### Task instructions
Repeat the lines below exactly as they appear, but leave out the images.

### Extracted data entries
|---|
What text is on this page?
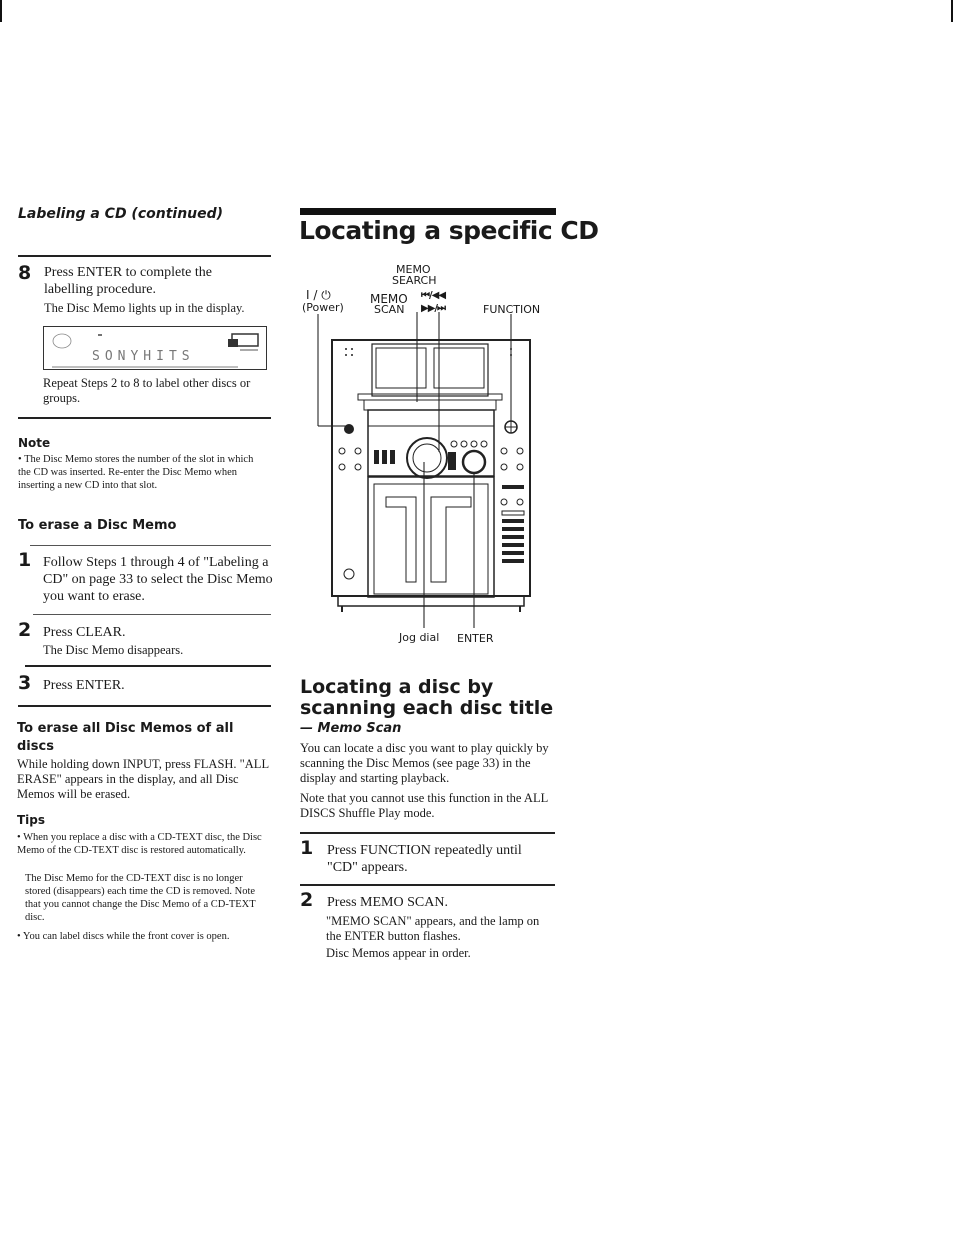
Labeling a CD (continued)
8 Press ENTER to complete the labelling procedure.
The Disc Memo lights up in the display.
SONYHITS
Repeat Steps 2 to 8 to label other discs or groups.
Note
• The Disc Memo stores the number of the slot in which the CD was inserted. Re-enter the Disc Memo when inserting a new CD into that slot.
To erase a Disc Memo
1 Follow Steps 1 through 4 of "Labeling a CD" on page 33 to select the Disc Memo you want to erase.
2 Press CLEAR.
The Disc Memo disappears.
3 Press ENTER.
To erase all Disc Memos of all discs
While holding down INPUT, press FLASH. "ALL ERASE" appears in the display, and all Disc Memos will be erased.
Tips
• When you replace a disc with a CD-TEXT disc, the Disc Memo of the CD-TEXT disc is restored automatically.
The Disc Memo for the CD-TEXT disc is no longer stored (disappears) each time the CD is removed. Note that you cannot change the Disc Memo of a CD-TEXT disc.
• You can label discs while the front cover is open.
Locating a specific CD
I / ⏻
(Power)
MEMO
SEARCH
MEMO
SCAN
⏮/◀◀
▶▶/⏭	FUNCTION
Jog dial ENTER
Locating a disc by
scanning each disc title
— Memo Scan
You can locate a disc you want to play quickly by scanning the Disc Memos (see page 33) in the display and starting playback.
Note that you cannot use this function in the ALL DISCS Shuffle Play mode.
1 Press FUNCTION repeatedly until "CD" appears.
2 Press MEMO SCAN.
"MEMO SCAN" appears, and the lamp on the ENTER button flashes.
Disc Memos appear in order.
|---|
### Answer to the problem
What text is on this page?
Labeling a CD (continued)
8 Press ENTER to complete the labelling procedure.
The Disc Memo lights up in the display.
SONYHITS
Repeat Steps 2 to 8 to label other discs or groups.
Note
• The Disc Memo stores the number of the slot in which the CD was inserted. Re-enter the Disc Memo when inserting a new CD into that slot.
To erase a Disc Memo
1 Follow Steps 1 through 4 of "Labeling a CD" on page 33 to select the Disc Memo you want to erase.
2 Press CLEAR.
The Disc Memo disappears.
3 Press ENTER.
To erase all Disc Memos of all discs
While holding down INPUT, press FLASH. "ALL ERASE" appears in the display, and all Disc Memos will be erased.
Tips
• When you replace a disc with a CD-TEXT disc, the Disc Memo of the CD-TEXT disc is restored automatically.
The Disc Memo for the CD-TEXT disc is no longer stored (disappears) each time the CD is removed. Note that you cannot change the Disc Memo of a CD-TEXT disc.
• You can label discs while the front cover is open.
Locating a specific CD
I / ⏻
(Power)
MEMO
SEARCH
MEMO
SCAN
⏮/◀◀
▶▶/⏭	FUNCTION
Jog dial ENTER
Locating a disc by
scanning each disc title
— Memo Scan
You can locate a disc you want to play quickly by scanning the Disc Memos (see page 33) in the display and starting playback.
Note that you cannot use this function in the ALL DISCS Shuffle Play mode.
1 Press FUNCTION repeatedly until "CD" appears.
2 Press MEMO SCAN.
"MEMO SCAN" appears, and the lamp on the ENTER button flashes.
Disc Memos appear in order.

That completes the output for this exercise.